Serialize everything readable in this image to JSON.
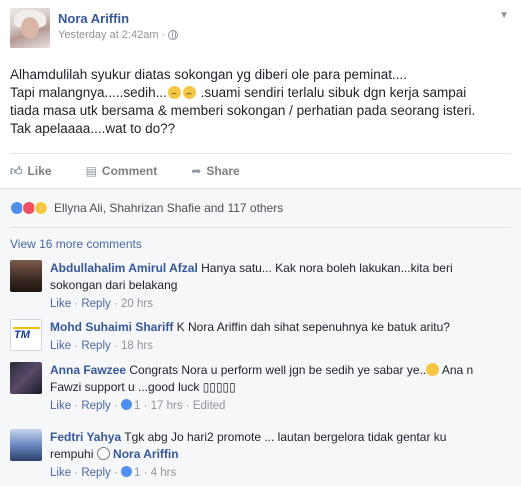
{
  "post": {
    "author": "Nora Ariffin",
    "timestamp": "Yesterday at 2:42am",
    "separator": "·",
    "privacy_icon": "globe-icon",
    "menu_icon": "chevron-down-icon",
    "text_line1": "Alhamdulilah syukur diatas sokongan yg diberi ole para peminat....",
    "text_line2_before": "Tapi malangnya.....sedih...",
    "text_line2_after": " .suami sendiri terlalu sibuk dgn kerja sampai",
    "text_line3": "tiada masa utk bersama & memberi sokongan / perhatian pada seorang isteri.",
    "text_line4": "Tak apelaaaa....wat to do??",
    "emoji_icon": "crying-face-icon"
  },
  "actions": {
    "like_label": "Like",
    "comment_label": "Comment",
    "share_label": "Share"
  },
  "reactions": {
    "icons": [
      "like-reaction-icon",
      "love-reaction-icon",
      "sad-reaction-icon"
    ],
    "summary": "Ellyna Ali, Shahrizan Shafie and 117 others"
  },
  "view_more": "View 16 more comments",
  "comments": [
    {
      "name": "Abdullahalim Amirul Afzal",
      "text_line1": " Hanya satu... Kak nora boleh lakukan...kita beri",
      "text_line2": "sokongan dari belakang",
      "like": "Like",
      "reply": "Reply",
      "time": "20 hrs"
    },
    {
      "name": "Mohd Suhaimi Shariff",
      "text_line1": " K Nora Ariffin dah sihat sepenuhnya ke batuk aritu?",
      "like": "Like",
      "reply": "Reply",
      "time": "18 hrs",
      "avatar_text": "TM"
    },
    {
      "name": "Anna Fawzee",
      "text_line1": " Congrats Nora u perform well jgn be sedih ye sabar ye..",
      "text_line1_end": " Ana n",
      "text_line2": "Fawzi support u ...good luck ▯▯▯▯▯",
      "like": "Like",
      "reply": "Reply",
      "likes_count": "1",
      "time": "17 hrs",
      "edited": "Edited"
    },
    {
      "name": "Fedtri Yahya",
      "text_line1": " Tgk abg Jo hari2 promote ... lautan bergelora tidak gentar ku",
      "text_line2_before": "rempuhi ",
      "text_line2_after": " Nora Ariffin",
      "like": "Like",
      "reply": "Reply",
      "likes_count": "1",
      "time": "4 hrs"
    }
  ],
  "colors": {
    "link_blue": "#365899",
    "meta_gray": "#90949c",
    "comments_bg": "#f6f7f9"
  }
}
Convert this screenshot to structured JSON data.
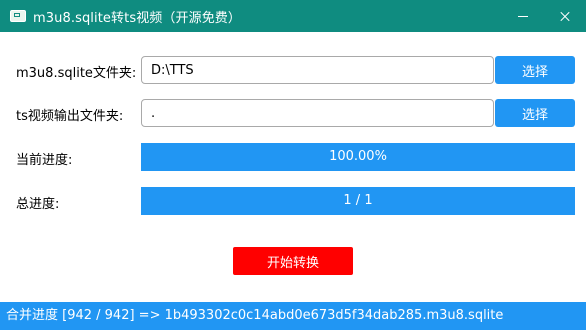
{
  "window": {
    "title": "m3u8.sqlite转ts视频（开源免费）"
  },
  "form": {
    "sqlite_folder": {
      "label": "m3u8.sqlite文件夹:",
      "value": "D:\\TTS",
      "button_label": "选择"
    },
    "output_folder": {
      "label": "ts视频输出文件夹:",
      "value": ".",
      "button_label": "选择"
    }
  },
  "progress": {
    "current": {
      "label": "当前进度:",
      "text": "100.00%",
      "fraction": 1.0
    },
    "total": {
      "label": "总进度:",
      "text": "1 / 1",
      "fraction": 1.0
    }
  },
  "actions": {
    "start_label": "开始转换"
  },
  "status": {
    "text": "合并进度 [942 / 942] => 1b493302c0c14abd0e673d5f34dab285.m3u8.sqlite"
  },
  "colors": {
    "titlebar": "#0f8c80",
    "accent": "#2196f3",
    "start_button": "#ff0000"
  },
  "icons": {
    "app": "app-icon",
    "minimize": "minimize-icon",
    "close": "close-icon"
  }
}
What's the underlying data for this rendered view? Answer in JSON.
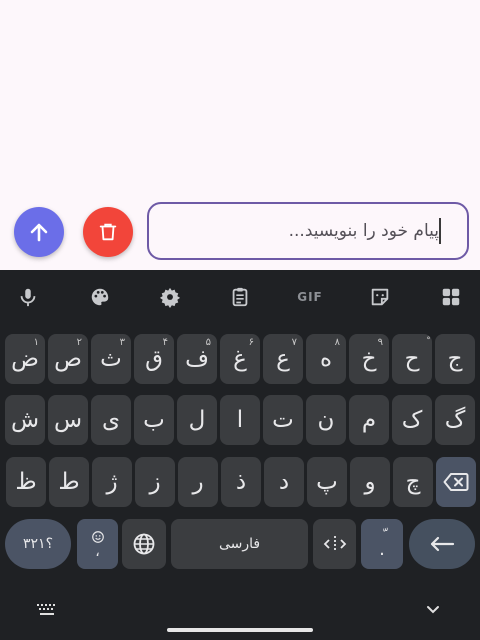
{
  "composer": {
    "placeholder": "پیام خود را بنویسید...",
    "send_color": "#6b6ee8",
    "delete_color": "#f2453a"
  },
  "toolbar": {
    "icons": [
      "mic-icon",
      "palette-icon",
      "gear-icon",
      "clipboard-icon",
      "gif-icon",
      "sticker-icon",
      "apps-grid-icon"
    ],
    "gif_label": "GIF"
  },
  "keyboard": {
    "row1": [
      {
        "label": "ج",
        "hint": ""
      },
      {
        "label": "ح",
        "hint": "ْ"
      },
      {
        "label": "خ",
        "hint": "۹"
      },
      {
        "label": "ه",
        "hint": "۸"
      },
      {
        "label": "ع",
        "hint": "۷"
      },
      {
        "label": "غ",
        "hint": "۶"
      },
      {
        "label": "ف",
        "hint": "۵"
      },
      {
        "label": "ق",
        "hint": "۴"
      },
      {
        "label": "ث",
        "hint": "۳"
      },
      {
        "label": "ص",
        "hint": "۲"
      },
      {
        "label": "ض",
        "hint": "۱"
      }
    ],
    "row2": [
      "گ",
      "ک",
      "م",
      "ن",
      "ت",
      "ا",
      "ل",
      "ب",
      "ی",
      "س",
      "ش"
    ],
    "row3": [
      "چ",
      "و",
      "پ",
      "د",
      "ذ",
      "ر",
      "ز",
      "ژ",
      "ط",
      "ظ"
    ],
    "symbols_label": "؟۳۲۱",
    "emoji_comma_label": "،",
    "space_label": "فارسی",
    "period_label": ".",
    "period_hint": "ّ"
  }
}
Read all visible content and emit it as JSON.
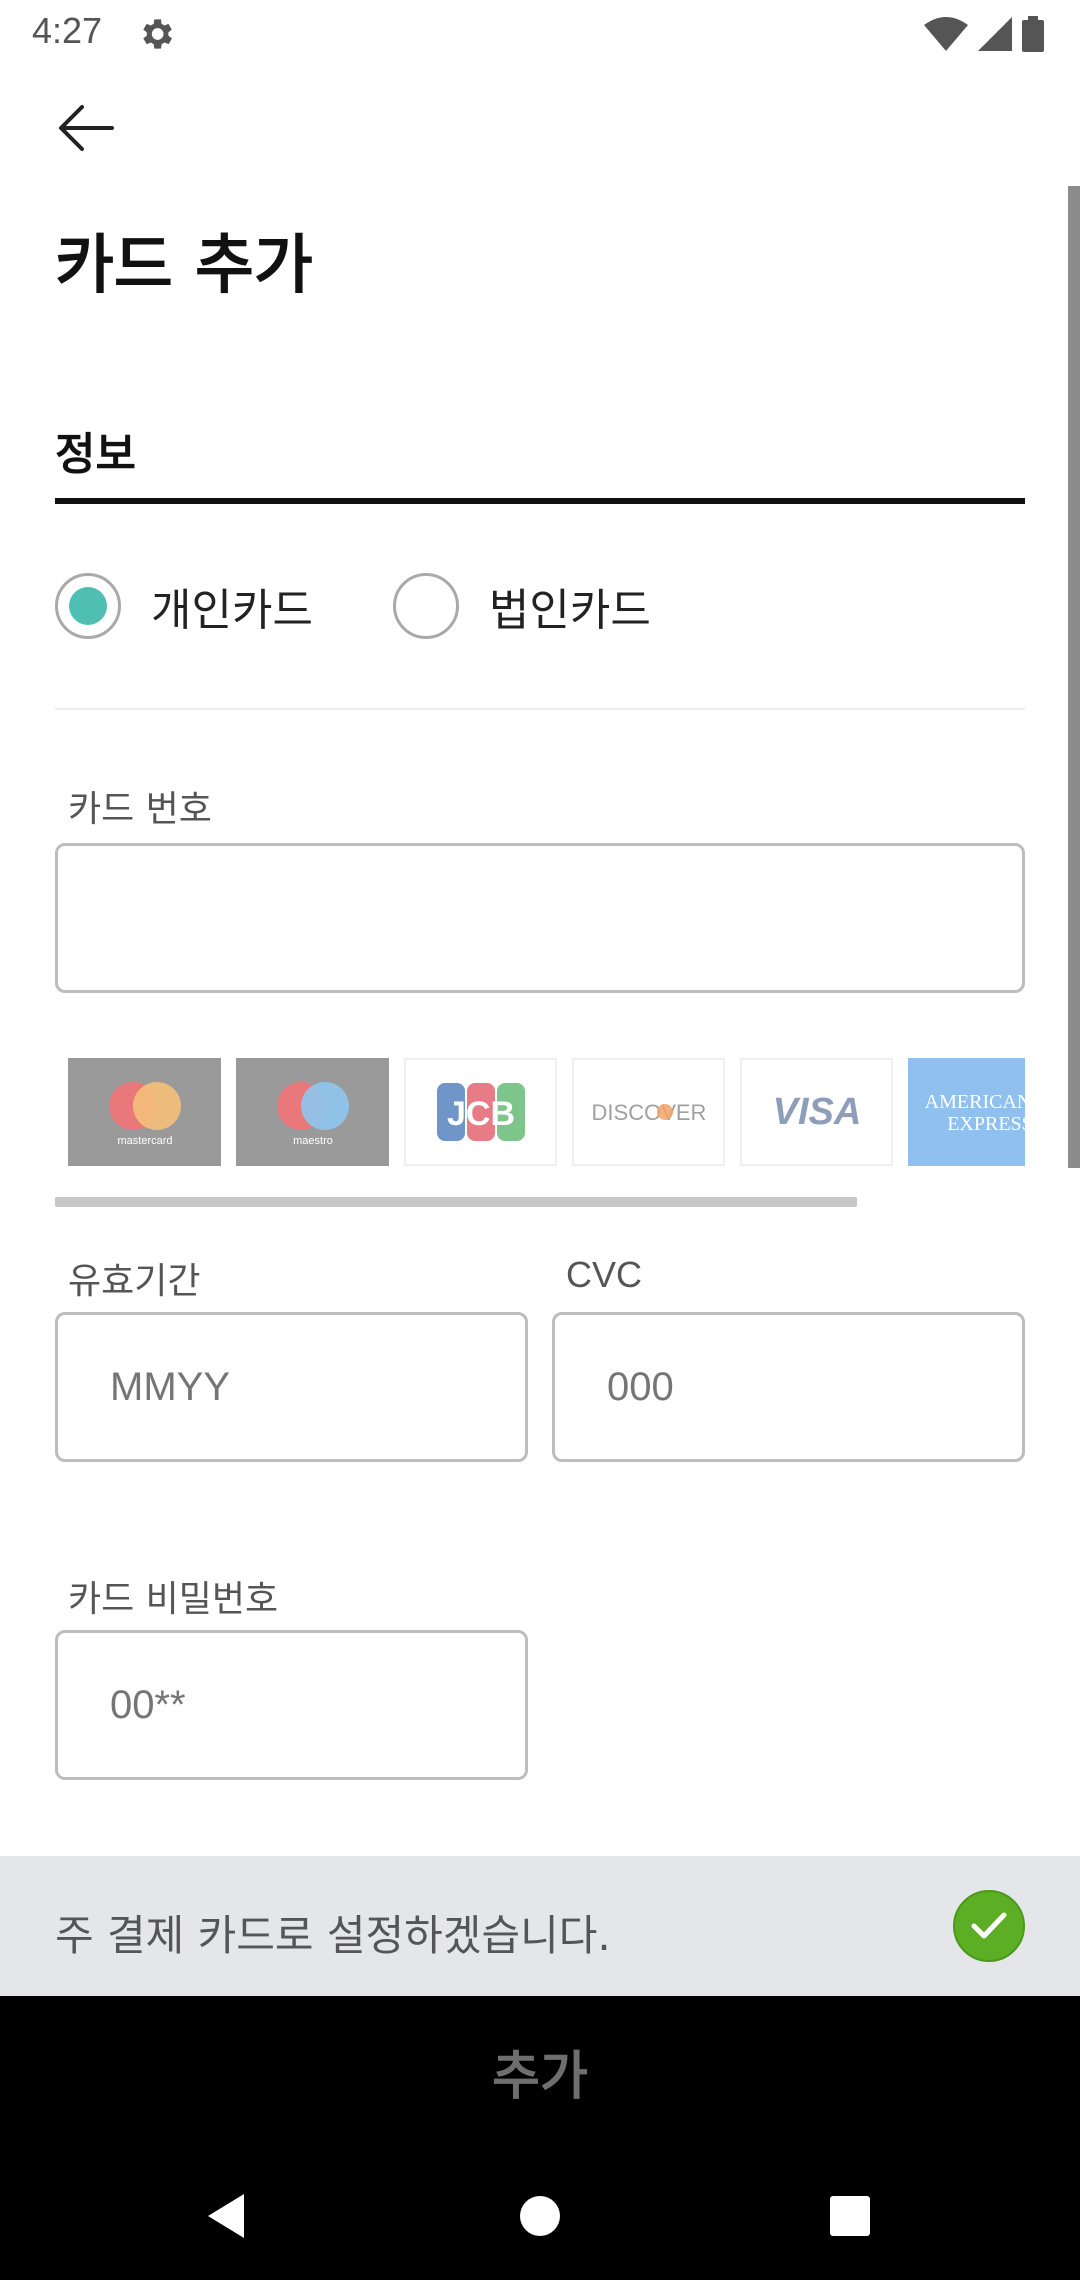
{
  "status_bar": {
    "time": "4:27"
  },
  "header": {
    "title": "카드 추가"
  },
  "info_section": {
    "title": "정보"
  },
  "card_type": {
    "options": [
      {
        "label": "개인카드",
        "selected": true
      },
      {
        "label": "법인카드",
        "selected": false
      }
    ],
    "accent_color": "#4fbfb3"
  },
  "card_number": {
    "label": "카드 번호",
    "value": "",
    "placeholder": ""
  },
  "card_brands": {
    "mastercard": "mastercard",
    "maestro": "maestro",
    "jcb": "JCB",
    "discover": "DISCOVER",
    "visa": "VISA",
    "amex_line1": "AMERICAN",
    "amex_line2": "EXPRESS"
  },
  "expiry": {
    "label": "유효기간",
    "placeholder": "MMYY"
  },
  "cvc": {
    "label": "CVC",
    "placeholder": "000"
  },
  "card_password": {
    "label": "카드 비밀번호",
    "placeholder": "00**"
  },
  "primary_card": {
    "text": "주 결제 카드로 설정하겠습니다.",
    "checked": true,
    "check_color": "#5cae24"
  },
  "submit": {
    "label": "추가"
  }
}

__Task objective__
Nothing but the lines from the one holding "Read all visible content and emit it as JSON." to the end of the entries above should be echoed, exactly and with both ends included; omit the pictures.

__Result for this exercise__
Read all visible content and emit it as JSON.
{
  "status_bar": {
    "time": "4:27"
  },
  "header": {
    "title": "카드 추가"
  },
  "info_section": {
    "title": "정보"
  },
  "card_type": {
    "options": [
      {
        "label": "개인카드",
        "selected": true
      },
      {
        "label": "법인카드",
        "selected": false
      }
    ],
    "accent_color": "#4fbfb3"
  },
  "card_number": {
    "label": "카드 번호",
    "value": "",
    "placeholder": ""
  },
  "card_brands": {
    "mastercard": "mastercard",
    "maestro": "maestro",
    "jcb": "JCB",
    "discover": "DISCOVER",
    "visa": "VISA",
    "amex_line1": "AMERICAN",
    "amex_line2": "EXPRESS"
  },
  "expiry": {
    "label": "유효기간",
    "placeholder": "MMYY"
  },
  "cvc": {
    "label": "CVC",
    "placeholder": "000"
  },
  "card_password": {
    "label": "카드 비밀번호",
    "placeholder": "00**"
  },
  "primary_card": {
    "text": "주 결제 카드로 설정하겠습니다.",
    "checked": true,
    "check_color": "#5cae24"
  },
  "submit": {
    "label": "추가"
  }
}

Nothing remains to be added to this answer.